▶ Written instruction: Write out the data below exactly as given, without any of its pictures.

· · · · ·

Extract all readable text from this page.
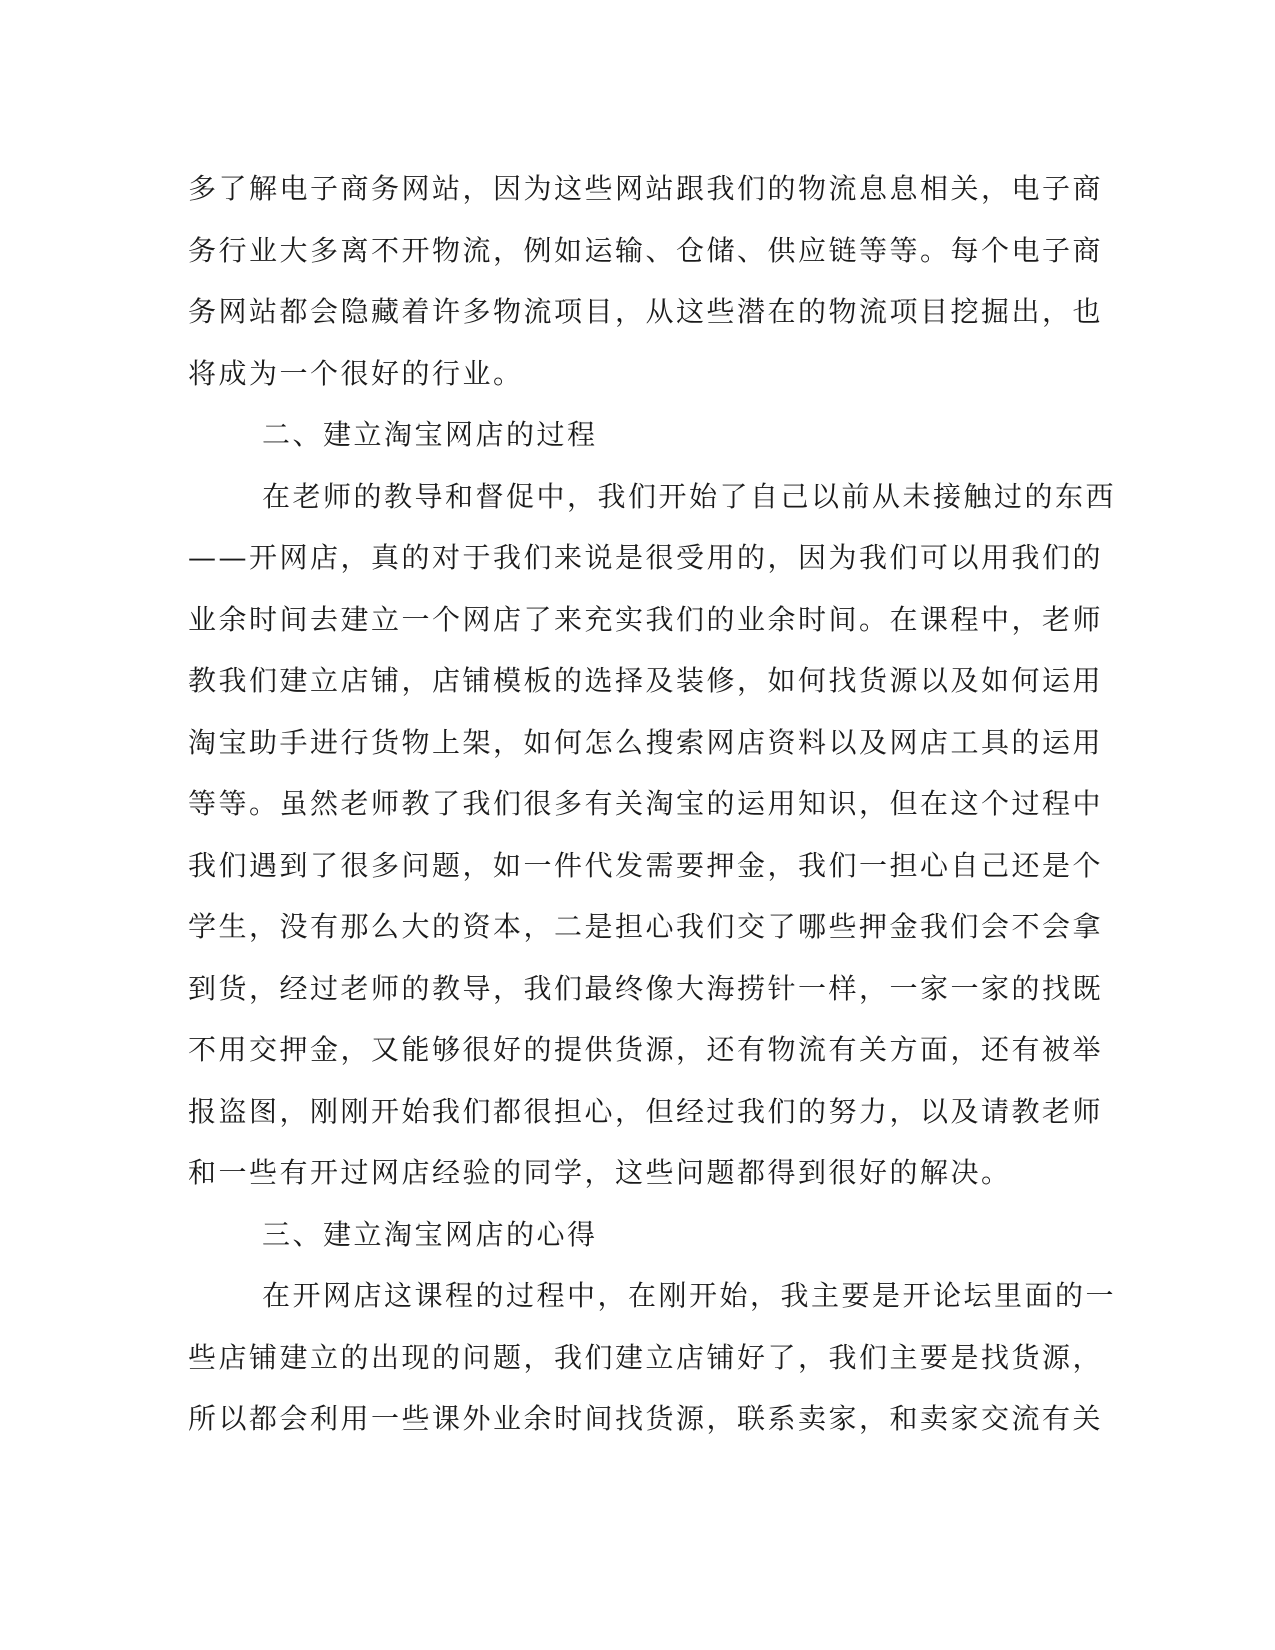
多了解电子商务网站，因为这些网站跟我们的物流息息相关，电子商
务行业大多离不开物流，例如运输、仓储、供应链等等。每个电子商
务网站都会隐藏着许多物流项目，从这些潜在的物流项目挖掘出，也
将成为一个很好的行业。
二、建立淘宝网店的过程
在老师的教导和督促中，我们开始了自己以前从未接触过的东西
——开网店，真的对于我们来说是很受用的，因为我们可以用我们的
业余时间去建立一个网店了来充实我们的业余时间。在课程中，老师
教我们建立店铺，店铺模板的选择及装修，如何找货源以及如何运用
淘宝助手进行货物上架，如何怎么搜索网店资料以及网店工具的运用
等等。虽然老师教了我们很多有关淘宝的运用知识，但在这个过程中
我们遇到了很多问题，如一件代发需要押金，我们一担心自己还是个
学生，没有那么大的资本，二是担心我们交了哪些押金我们会不会拿
到货，经过老师的教导，我们最终像大海捞针一样，一家一家的找既
不用交押金，又能够很好的提供货源，还有物流有关方面，还有被举
报盗图，刚刚开始我们都很担心，但经过我们的努力，以及请教老师
和一些有开过网店经验的同学，这些问题都得到很好的解决。
三、建立淘宝网店的心得
在开网店这课程的过程中，在刚开始，我主要是开论坛里面的一
些店铺建立的出现的问题，我们建立店铺好了，我们主要是找货源，
所以都会利用一些课外业余时间找货源，联系卖家，和卖家交流有关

· · · · ·

▶ Solution to the exercise:
Extract all readable text from this page.
多了解电子商务网站，因为这些网站跟我们的物流息息相关，电子商
务行业大多离不开物流，例如运输、仓储、供应链等等。每个电子商
务网站都会隐藏着许多物流项目，从这些潜在的物流项目挖掘出，也
将成为一个很好的行业。
二、建立淘宝网店的过程
在老师的教导和督促中，我们开始了自己以前从未接触过的东西
——开网店，真的对于我们来说是很受用的，因为我们可以用我们的
业余时间去建立一个网店了来充实我们的业余时间。在课程中，老师
教我们建立店铺，店铺模板的选择及装修，如何找货源以及如何运用
淘宝助手进行货物上架，如何怎么搜索网店资料以及网店工具的运用
等等。虽然老师教了我们很多有关淘宝的运用知识，但在这个过程中
我们遇到了很多问题，如一件代发需要押金，我们一担心自己还是个
学生，没有那么大的资本，二是担心我们交了哪些押金我们会不会拿
到货，经过老师的教导，我们最终像大海捞针一样，一家一家的找既
不用交押金，又能够很好的提供货源，还有物流有关方面，还有被举
报盗图，刚刚开始我们都很担心，但经过我们的努力，以及请教老师
和一些有开过网店经验的同学，这些问题都得到很好的解决。
三、建立淘宝网店的心得
在开网店这课程的过程中，在刚开始，我主要是开论坛里面的一
些店铺建立的出现的问题，我们建立店铺好了，我们主要是找货源，
所以都会利用一些课外业余时间找货源，联系卖家，和卖家交流有关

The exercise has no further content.